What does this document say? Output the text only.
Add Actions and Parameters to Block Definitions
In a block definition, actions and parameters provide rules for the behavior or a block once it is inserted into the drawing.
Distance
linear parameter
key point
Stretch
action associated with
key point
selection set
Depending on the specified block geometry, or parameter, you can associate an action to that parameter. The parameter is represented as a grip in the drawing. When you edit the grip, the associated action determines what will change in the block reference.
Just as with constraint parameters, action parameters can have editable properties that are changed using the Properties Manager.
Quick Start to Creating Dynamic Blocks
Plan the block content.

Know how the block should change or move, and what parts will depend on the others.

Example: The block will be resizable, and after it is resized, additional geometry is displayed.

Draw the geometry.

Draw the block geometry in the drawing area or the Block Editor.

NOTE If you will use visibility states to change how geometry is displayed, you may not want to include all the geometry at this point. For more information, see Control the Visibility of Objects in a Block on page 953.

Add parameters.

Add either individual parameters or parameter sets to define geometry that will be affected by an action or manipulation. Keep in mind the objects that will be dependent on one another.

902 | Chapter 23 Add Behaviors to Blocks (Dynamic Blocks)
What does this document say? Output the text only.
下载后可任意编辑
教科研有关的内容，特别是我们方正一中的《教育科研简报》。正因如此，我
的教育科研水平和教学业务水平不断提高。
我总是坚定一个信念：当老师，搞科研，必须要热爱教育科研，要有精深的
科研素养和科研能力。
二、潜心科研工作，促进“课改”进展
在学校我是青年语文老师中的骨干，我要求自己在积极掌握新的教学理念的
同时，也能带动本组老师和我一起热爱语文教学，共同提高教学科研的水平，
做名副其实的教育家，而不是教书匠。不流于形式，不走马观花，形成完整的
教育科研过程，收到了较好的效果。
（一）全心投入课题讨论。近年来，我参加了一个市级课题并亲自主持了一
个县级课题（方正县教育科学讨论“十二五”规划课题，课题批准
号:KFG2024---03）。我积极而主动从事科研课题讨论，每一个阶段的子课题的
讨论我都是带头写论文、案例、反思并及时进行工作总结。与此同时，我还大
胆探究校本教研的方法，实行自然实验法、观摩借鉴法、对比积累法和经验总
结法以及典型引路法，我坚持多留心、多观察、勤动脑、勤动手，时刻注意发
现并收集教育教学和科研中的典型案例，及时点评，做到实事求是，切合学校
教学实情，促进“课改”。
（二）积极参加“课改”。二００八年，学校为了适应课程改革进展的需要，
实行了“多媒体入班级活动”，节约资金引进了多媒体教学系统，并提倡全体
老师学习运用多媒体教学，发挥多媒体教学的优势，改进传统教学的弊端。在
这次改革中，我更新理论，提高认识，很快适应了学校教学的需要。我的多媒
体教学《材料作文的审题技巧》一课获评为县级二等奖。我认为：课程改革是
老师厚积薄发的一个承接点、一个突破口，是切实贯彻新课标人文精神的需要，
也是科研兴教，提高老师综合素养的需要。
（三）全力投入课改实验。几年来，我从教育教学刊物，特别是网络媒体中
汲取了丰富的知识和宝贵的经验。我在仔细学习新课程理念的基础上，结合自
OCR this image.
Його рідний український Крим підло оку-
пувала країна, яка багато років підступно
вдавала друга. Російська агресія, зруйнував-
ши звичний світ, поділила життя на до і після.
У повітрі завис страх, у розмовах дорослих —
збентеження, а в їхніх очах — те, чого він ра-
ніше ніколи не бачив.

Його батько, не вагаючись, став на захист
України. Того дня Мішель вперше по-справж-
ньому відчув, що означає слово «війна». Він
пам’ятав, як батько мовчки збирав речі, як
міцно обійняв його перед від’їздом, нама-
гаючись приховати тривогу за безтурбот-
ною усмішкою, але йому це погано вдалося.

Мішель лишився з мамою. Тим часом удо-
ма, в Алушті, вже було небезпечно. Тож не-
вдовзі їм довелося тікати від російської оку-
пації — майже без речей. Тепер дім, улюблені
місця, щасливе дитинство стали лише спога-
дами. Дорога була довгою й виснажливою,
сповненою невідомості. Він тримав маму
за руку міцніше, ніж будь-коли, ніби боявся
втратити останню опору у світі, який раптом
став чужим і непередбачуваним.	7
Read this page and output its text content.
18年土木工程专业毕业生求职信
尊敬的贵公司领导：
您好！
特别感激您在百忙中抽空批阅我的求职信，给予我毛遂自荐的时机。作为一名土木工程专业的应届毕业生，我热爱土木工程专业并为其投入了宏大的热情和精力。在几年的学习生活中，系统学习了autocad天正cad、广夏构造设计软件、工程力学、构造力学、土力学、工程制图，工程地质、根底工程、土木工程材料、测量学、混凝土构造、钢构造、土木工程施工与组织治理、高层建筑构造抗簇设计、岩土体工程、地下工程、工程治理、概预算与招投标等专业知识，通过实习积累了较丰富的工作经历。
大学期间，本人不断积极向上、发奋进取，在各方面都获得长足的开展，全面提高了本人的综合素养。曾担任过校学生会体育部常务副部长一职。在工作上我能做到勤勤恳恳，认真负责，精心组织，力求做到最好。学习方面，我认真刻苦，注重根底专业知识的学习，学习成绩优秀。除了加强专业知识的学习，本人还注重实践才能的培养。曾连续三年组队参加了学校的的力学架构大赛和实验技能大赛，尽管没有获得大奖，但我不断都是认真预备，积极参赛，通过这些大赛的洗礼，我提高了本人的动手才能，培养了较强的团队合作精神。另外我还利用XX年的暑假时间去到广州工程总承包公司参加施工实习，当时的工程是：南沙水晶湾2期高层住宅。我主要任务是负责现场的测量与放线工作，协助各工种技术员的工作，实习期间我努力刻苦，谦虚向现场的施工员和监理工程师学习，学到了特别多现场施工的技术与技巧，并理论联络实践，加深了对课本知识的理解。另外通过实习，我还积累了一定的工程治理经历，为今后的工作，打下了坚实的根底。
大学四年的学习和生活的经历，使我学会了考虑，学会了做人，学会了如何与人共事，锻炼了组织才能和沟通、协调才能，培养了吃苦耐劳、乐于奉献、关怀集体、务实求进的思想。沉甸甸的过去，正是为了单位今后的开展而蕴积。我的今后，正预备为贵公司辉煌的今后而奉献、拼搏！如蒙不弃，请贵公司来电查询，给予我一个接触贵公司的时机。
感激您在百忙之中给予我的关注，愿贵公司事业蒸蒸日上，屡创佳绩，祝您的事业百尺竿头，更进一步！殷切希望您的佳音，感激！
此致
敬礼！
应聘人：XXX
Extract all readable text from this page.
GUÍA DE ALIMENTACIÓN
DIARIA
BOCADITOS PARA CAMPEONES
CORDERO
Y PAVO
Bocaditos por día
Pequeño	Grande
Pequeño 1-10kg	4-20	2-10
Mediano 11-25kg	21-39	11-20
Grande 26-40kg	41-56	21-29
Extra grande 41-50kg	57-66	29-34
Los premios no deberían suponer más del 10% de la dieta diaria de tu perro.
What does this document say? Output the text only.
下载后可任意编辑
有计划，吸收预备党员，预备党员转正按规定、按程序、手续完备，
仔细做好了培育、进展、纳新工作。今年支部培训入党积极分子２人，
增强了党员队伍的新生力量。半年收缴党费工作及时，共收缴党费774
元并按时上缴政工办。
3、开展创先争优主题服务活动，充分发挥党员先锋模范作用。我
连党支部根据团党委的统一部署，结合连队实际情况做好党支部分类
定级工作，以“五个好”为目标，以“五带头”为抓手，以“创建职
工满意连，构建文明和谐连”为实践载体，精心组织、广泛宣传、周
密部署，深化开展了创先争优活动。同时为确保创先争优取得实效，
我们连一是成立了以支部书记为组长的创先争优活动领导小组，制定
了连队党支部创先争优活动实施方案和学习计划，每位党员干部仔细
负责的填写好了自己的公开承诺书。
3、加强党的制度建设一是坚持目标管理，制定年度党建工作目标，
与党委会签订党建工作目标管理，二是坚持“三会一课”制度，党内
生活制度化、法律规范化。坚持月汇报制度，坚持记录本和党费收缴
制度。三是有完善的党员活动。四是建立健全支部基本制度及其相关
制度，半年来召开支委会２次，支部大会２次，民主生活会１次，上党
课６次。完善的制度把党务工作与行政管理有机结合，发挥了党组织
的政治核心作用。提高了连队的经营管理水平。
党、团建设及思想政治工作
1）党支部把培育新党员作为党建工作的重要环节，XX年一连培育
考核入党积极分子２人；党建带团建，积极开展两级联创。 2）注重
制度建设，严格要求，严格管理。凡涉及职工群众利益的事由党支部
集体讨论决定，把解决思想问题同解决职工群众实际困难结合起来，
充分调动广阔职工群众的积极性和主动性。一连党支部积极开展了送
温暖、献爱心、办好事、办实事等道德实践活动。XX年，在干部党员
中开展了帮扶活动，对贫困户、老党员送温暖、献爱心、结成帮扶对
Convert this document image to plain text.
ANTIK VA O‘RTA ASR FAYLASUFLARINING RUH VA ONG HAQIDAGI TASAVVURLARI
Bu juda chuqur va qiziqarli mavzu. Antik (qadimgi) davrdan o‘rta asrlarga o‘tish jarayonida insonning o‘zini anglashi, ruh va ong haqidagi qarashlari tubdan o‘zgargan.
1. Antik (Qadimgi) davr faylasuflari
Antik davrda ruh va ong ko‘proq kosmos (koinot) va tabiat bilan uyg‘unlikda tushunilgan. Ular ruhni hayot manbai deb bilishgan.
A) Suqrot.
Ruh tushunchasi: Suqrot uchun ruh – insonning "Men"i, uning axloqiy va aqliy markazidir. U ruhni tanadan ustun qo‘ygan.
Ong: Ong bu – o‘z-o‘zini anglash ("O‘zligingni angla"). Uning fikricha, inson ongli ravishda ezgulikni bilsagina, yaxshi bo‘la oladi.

^^^^^^^^^^^^^^^^

■ WHAT YOU NEED TO DO ■
Some lines of the records may hold the word "Dynamic". How many do? Answer with a number and nothing else.

■ RESPONSE TO THE TASK ■
2